### Given exercise
Copy nothing but the text: reproduce each line of the listing exactly and leave the pictures out.
--- START Extracted material ---
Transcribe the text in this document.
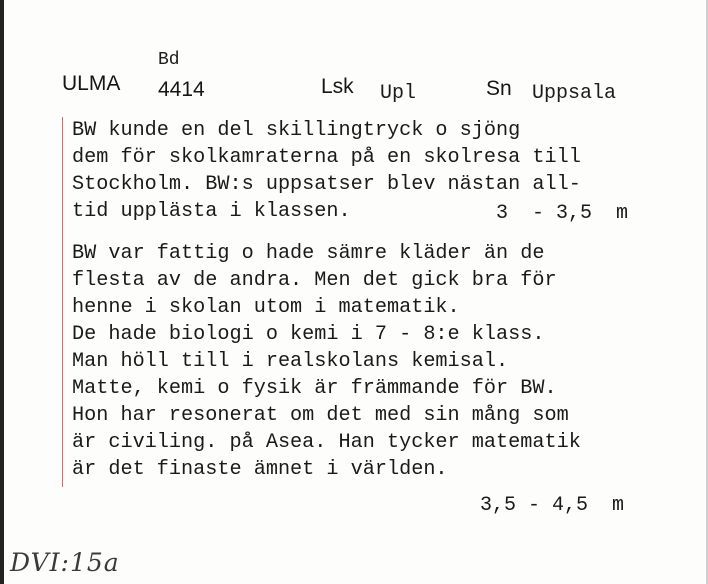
ULMA
Bd
4414	Lsk Upl	Sn Uppsala
BW kunde en del skillingtryck o sjöng
dem för skolkamraterna på en skolresa till
Stockholm. BW:s uppsatser blev nästan all-
tid upplästa i klassen.	3  - 3,5  m
BW var fattig o hade sämre kläder än de
flesta av de andra. Men det gick bra för
henne i skolan utom i matematik.
De hade biologi o kemi i 7 - 8:e klass.
Man höll till i realskolans kemisal.
Matte, kemi o fysik är främmande för BW.
Hon har resonerat om det med sin mång som
är civiling. på Asea. Han tycker matematik
är det finaste ämnet i världen.
3,5 - 4,5  m
DVI:15a
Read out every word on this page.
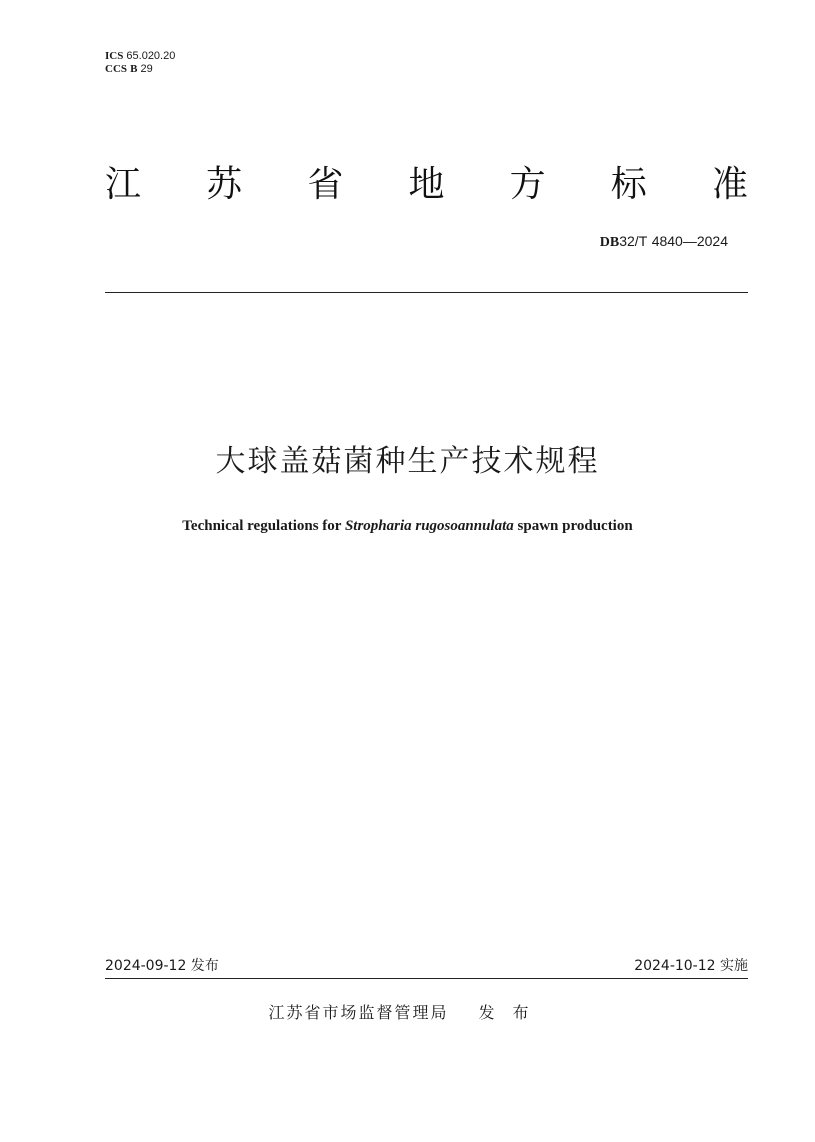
ICS 65.020.20
CCS B 29
江 苏 省 地 方 标 准
DB32/T 4840—2024
大球盖菇菌种生产技术规程
Technical regulations for Stropharia rugosoannulata spawn production
2024-09-12 发布	2024-10-12 实施
江苏省市场监督管理局 发布
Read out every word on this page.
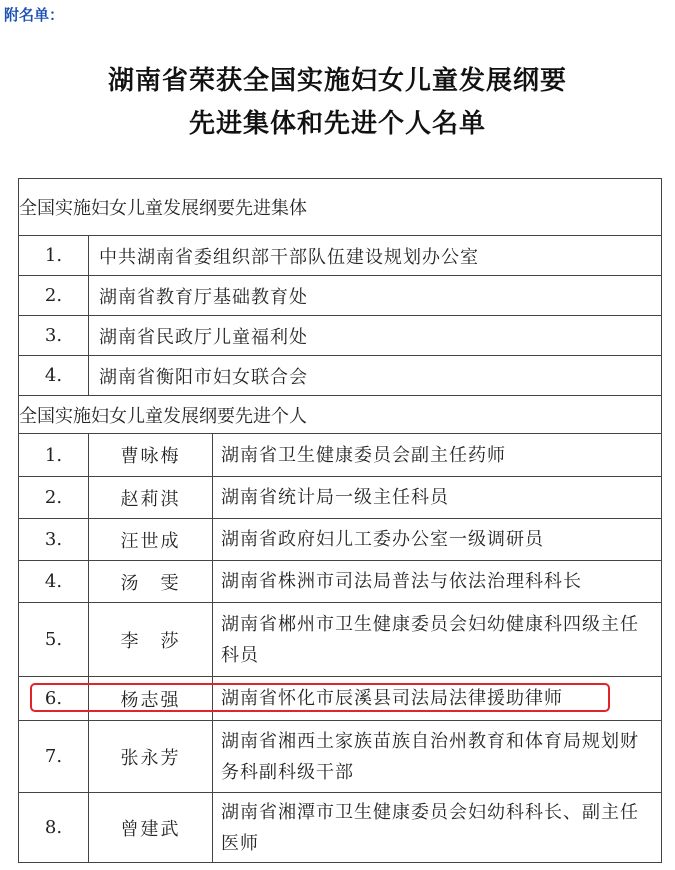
附名单：

湖南省荣获全国实施妇女儿童发展纲要
先进集体和先进个人名单
全国实施妇女儿童发展纲要先进集体		
1.	中共湖南省委组织部干部队伍建设规划办公室	
2.	湖南省教育厅基础教育处	
3.	湖南省民政厅儿童福利处	
4.	湖南省衡阳市妇女联合会	
全国实施妇女儿童发展纲要先进个人		
1.	曹咏梅	湖南省卫生健康委员会副主任药师
2.	赵莉淇	湖南省统计局一级主任科员
3.	汪世成	湖南省政府妇儿工委办公室一级调研员
4.	汤　雯	湖南省株洲市司法局普法与依法治理科科长
5.	李　莎	湖南省郴州市卫生健康委员会妇幼健康科四级主任科员
6.	杨志强	湖南省怀化市辰溪县司法局法律援助律师
7.	张永芳	湖南省湘西土家族苗族自治州教育和体育局规划财务科副科级干部
8.	曾建武	湖南省湘潭市卫生健康委员会妇幼科科长、副主任医师
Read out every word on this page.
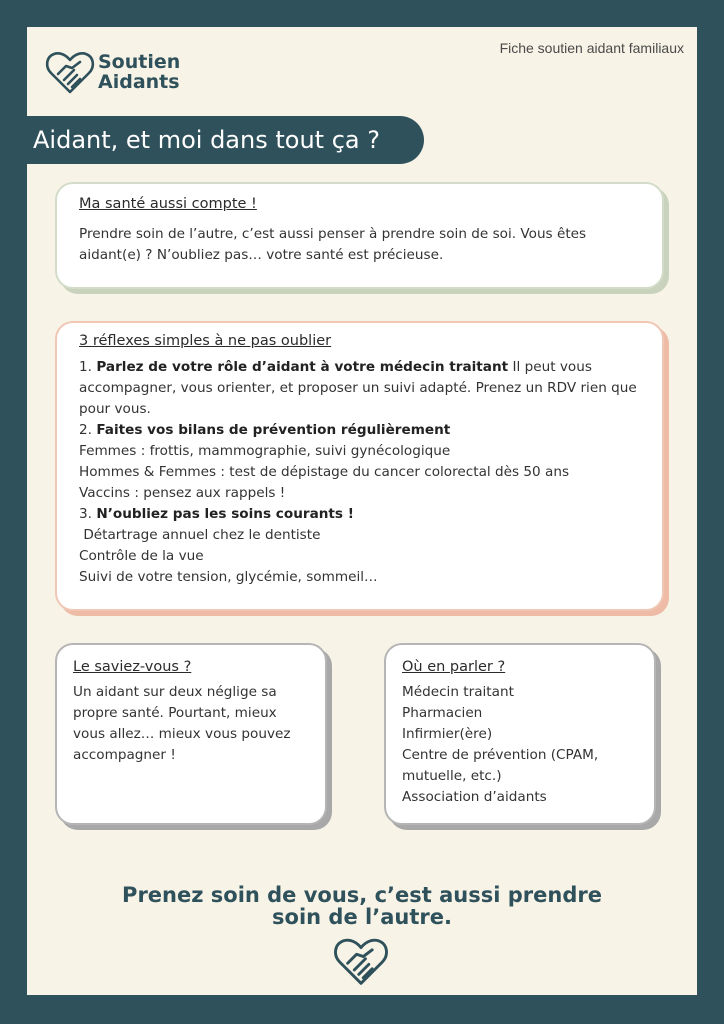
Soutien
Aidants
Fiche soutien aidant familiaux
Aidant, et moi dans tout ça ?
Ma santé aussi compte !
Prendre soin de l’autre, c’est aussi penser à prendre soin de soi. Vous êtes aidant(e) ? N’oubliez pas… votre santé est précieuse.
3 réflexes simples à ne pas oublier
1. Parlez de votre rôle d’aidant à votre médecin traitant Il peut vous accompagner, vous orienter, et proposer un suivi adapté. Prenez un RDV rien que pour vous.
2. Faites vos bilans de prévention régulièrement
Femmes : frottis, mammographie, suivi gynécologique
Hommes & Femmes : test de dépistage du cancer colorectal dès 50 ans
Vaccins : pensez aux rappels !
3. N’oubliez pas les soins courants !
Détartrage annuel chez le dentiste
Contrôle de la vue
Suivi de votre tension, glycémie, sommeil…
Le saviez-vous ?
Un aidant sur deux néglige sa propre santé. Pourtant, mieux vous allez… mieux vous pouvez accompagner !
Où en parler ?
Médecin traitant
Pharmacien
Infirmier(ère)
Centre de prévention (CPAM, mutuelle, etc.)
Association d’aidants
Prenez soin de vous, c’est aussi prendre
soin de l’autre.
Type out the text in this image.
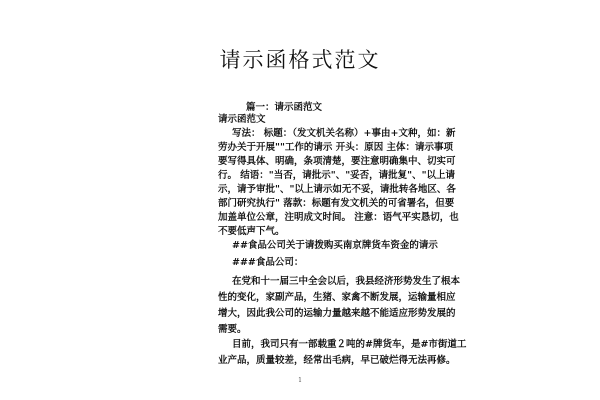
请示函格式范文
篇一：请示函范文
请示函范文
写法： 标题：（发文机关名称）+事由+文种，如：新
劳办关于开展""工作的请示 开头：原因 主体：请示事项
要写得具体、明确，条项清楚，要注意明确集中、切实可
行。 结语："当否，请批示"、"妥否，请批复"、"以上请
示，请予审批"、"以上请示如无不妥，请批转各地区、各
部门研究执行" 落款：标题有发文机关的可省署名，但要
加盖单位公章，注明成文时间。 注意：语气平实恳切，也
不要低声下气。
##食品公司关于请拨购买南京牌货车资金的请示
###食品公司：
在党和十一届三中全会以后，我县经济形势发生了根本
性的变化，家副产品，生猪、家禽不断发展，运输量相应
增大，因此我公司的运输力量越来越不能适应形势发展的
需要。
目前，我司只有一部载重２吨的#牌货车，是#市街道工
业产品，质量较差，经常出毛病，早已破烂得无法再修。
1
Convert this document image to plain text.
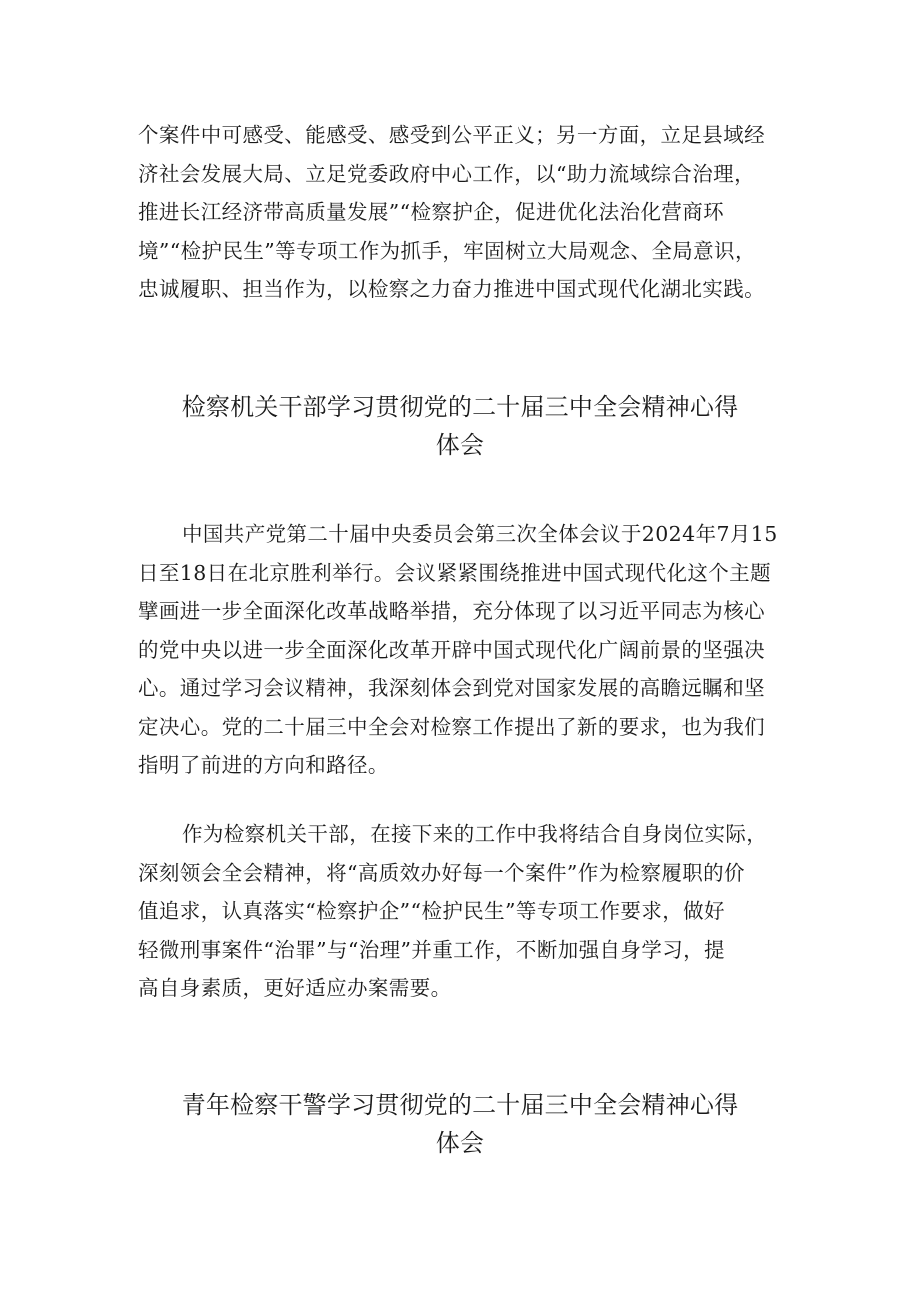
个案件中可感受、能感受、感受到公平正义；另一方面，立足县域经
济社会发展大局、立足党委政府中心工作，以“助力流域综合治理，
推进长江经济带高质量发展”“检察护企，促进优化法治化营商环
境”“检护民生”等专项工作为抓手，牢固树立大局观念、全局意识，
忠诚履职、担当作为，以检察之力奋力推进中国式现代化湖北实践。
检察机关干部学习贯彻党的二十届三中全会精神心得
体会
中国共产党第二十届中央委员会第三次全体会议于2024年7月15
日至18日在北京胜利举行。会议紧紧围绕推进中国式现代化这个主题
擘画进一步全面深化改革战略举措，充分体现了以习近平同志为核心
的党中央以进一步全面深化改革开辟中国式现代化广阔前景的坚强决
心。通过学习会议精神，我深刻体会到党对国家发展的高瞻远瞩和坚
定决心。党的二十届三中全会对检察工作提出了新的要求，也为我们
指明了前进的方向和路径。
作为检察机关干部，在接下来的工作中我将结合自身岗位实际，
深刻领会全会精神，将“高质效办好每一个案件”作为检察履职的价
值追求，认真落实“检察护企”“检护民生”等专项工作要求，做好
轻微刑事案件“治罪”与“治理”并重工作，不断加强自身学习，提
高自身素质，更好适应办案需要。
青年检察干警学习贯彻党的二十届三中全会精神心得
体会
--- END Extracted material ---
### Expected answer
Transcribe the text in this document.
ULMA
Bd
4414	Lsk Upl	Sn Uppsala
BW kunde en del skillingtryck o sjöng
dem för skolkamraterna på en skolresa till
Stockholm. BW:s uppsatser blev nästan all-
tid upplästa i klassen.	3  - 3,5  m
BW var fattig o hade sämre kläder än de
flesta av de andra. Men det gick bra för
henne i skolan utom i matematik.
De hade biologi o kemi i 7 - 8:e klass.
Man höll till i realskolans kemisal.
Matte, kemi o fysik är främmande för BW.
Hon har resonerat om det med sin mång som
är civiling. på Asea. Han tycker matematik
är det finaste ämnet i världen.
3,5 - 4,5  m
DVI:15a
Read out every word on this page.
ICS 65.020.20
CCS B 29
江 苏 省 地 方 标 准
DB32/T 4840—2024
大球盖菇菌种生产技术规程
Technical regulations for Stropharia rugosoannulata spawn production
2024-09-12 发布	2024-10-12 实施
江苏省市场监督管理局 发布
Read out every word on this page.
附名单：

湖南省荣获全国实施妇女儿童发展纲要
先进集体和先进个人名单
全国实施妇女儿童发展纲要先进集体		
1.	中共湖南省委组织部干部队伍建设规划办公室	
2.	湖南省教育厅基础教育处	
3.	湖南省民政厅儿童福利处	
4.	湖南省衡阳市妇女联合会	
全国实施妇女儿童发展纲要先进个人		
1.	曹咏梅	湖南省卫生健康委员会副主任药师
2.	赵莉淇	湖南省统计局一级主任科员
3.	汪世成	湖南省政府妇儿工委办公室一级调研员
4.	汤　雯	湖南省株洲市司法局普法与依法治理科科长
5.	李　莎	湖南省郴州市卫生健康委员会妇幼健康科四级主任科员
6.	杨志强	湖南省怀化市辰溪县司法局法律援助律师
7.	张永芳	湖南省湘西土家族苗族自治州教育和体育局规划财务科副科级干部
8.	曾建武	湖南省湘潭市卫生健康委员会妇幼科科长、副主任医师
Read out every word on this page.
Soutien
Aidants
Fiche soutien aidant familiaux
Aidant, et moi dans tout ça ?
Ma santé aussi compte !
Prendre soin de l’autre, c’est aussi penser à prendre soin de soi. Vous êtes aidant(e) ? N’oubliez pas… votre santé est précieuse.
3 réflexes simples à ne pas oublier
1. Parlez de votre rôle d’aidant à votre médecin traitant Il peut vous accompagner, vous orienter, et proposer un suivi adapté. Prenez un RDV rien que pour vous.
2. Faites vos bilans de prévention régulièrement
Femmes : frottis, mammographie, suivi gynécologique
Hommes & Femmes : test de dépistage du cancer colorectal dès 50 ans
Vaccins : pensez aux rappels !
3. N’oubliez pas les soins courants !
Détartrage annuel chez le dentiste
Contrôle de la vue
Suivi de votre tension, glycémie, sommeil…
Le saviez-vous ?
Un aidant sur deux néglige sa propre santé. Pourtant, mieux vous allez… mieux vous pouvez accompagner !
Où en parler ?
Médecin traitant
Pharmacien
Infirmier(ère)
Centre de prévention (CPAM, mutuelle, etc.)
Association d’aidants
Prenez soin de vous, c’est aussi prendre
soin de l’autre.
Type out the text in this image.
请示函格式范文
篇一：请示函范文
请示函范文
写法： 标题：（发文机关名称）+事由+文种，如：新
劳办关于开展""工作的请示 开头：原因 主体：请示事项
要写得具体、明确，条项清楚，要注意明确集中、切实可
行。 结语："当否，请批示"、"妥否，请批复"、"以上请
示，请予审批"、"以上请示如无不妥，请批转各地区、各
部门研究执行" 落款：标题有发文机关的可省署名，但要
加盖单位公章，注明成文时间。 注意：语气平实恳切，也
不要低声下气。
##食品公司关于请拨购买南京牌货车资金的请示
###食品公司：
在党和十一届三中全会以后，我县经济形势发生了根本
性的变化，家副产品，生猪、家禽不断发展，运输量相应
增大，因此我公司的运输力量越来越不能适应形势发展的
需要。
目前，我司只有一部载重２吨的#牌货车，是#市街道工
业产品，质量较差，经常出毛病，早已破烂得无法再修。
1
Convert this document image to plain text.
个案件中可感受、能感受、感受到公平正义；另一方面，立足县域经
济社会发展大局、立足党委政府中心工作，以“助力流域综合治理，
推进长江经济带高质量发展”“检察护企，促进优化法治化营商环
境”“检护民生”等专项工作为抓手，牢固树立大局观念、全局意识，
忠诚履职、担当作为，以检察之力奋力推进中国式现代化湖北实践。
检察机关干部学习贯彻党的二十届三中全会精神心得
体会
中国共产党第二十届中央委员会第三次全体会议于2024年7月15
日至18日在北京胜利举行。会议紧紧围绕推进中国式现代化这个主题
擘画进一步全面深化改革战略举措，充分体现了以习近平同志为核心
的党中央以进一步全面深化改革开辟中国式现代化广阔前景的坚强决
心。通过学习会议精神，我深刻体会到党对国家发展的高瞻远瞩和坚
定决心。党的二十届三中全会对检察工作提出了新的要求，也为我们
指明了前进的方向和路径。
作为检察机关干部，在接下来的工作中我将结合自身岗位实际，
深刻领会全会精神，将“高质效办好每一个案件”作为检察履职的价
值追求，认真落实“检察护企”“检护民生”等专项工作要求，做好
轻微刑事案件“治罪”与“治理”并重工作，不断加强自身学习，提
高自身素质，更好适应办案需要。
青年检察干警学习贯彻党的二十届三中全会精神心得
体会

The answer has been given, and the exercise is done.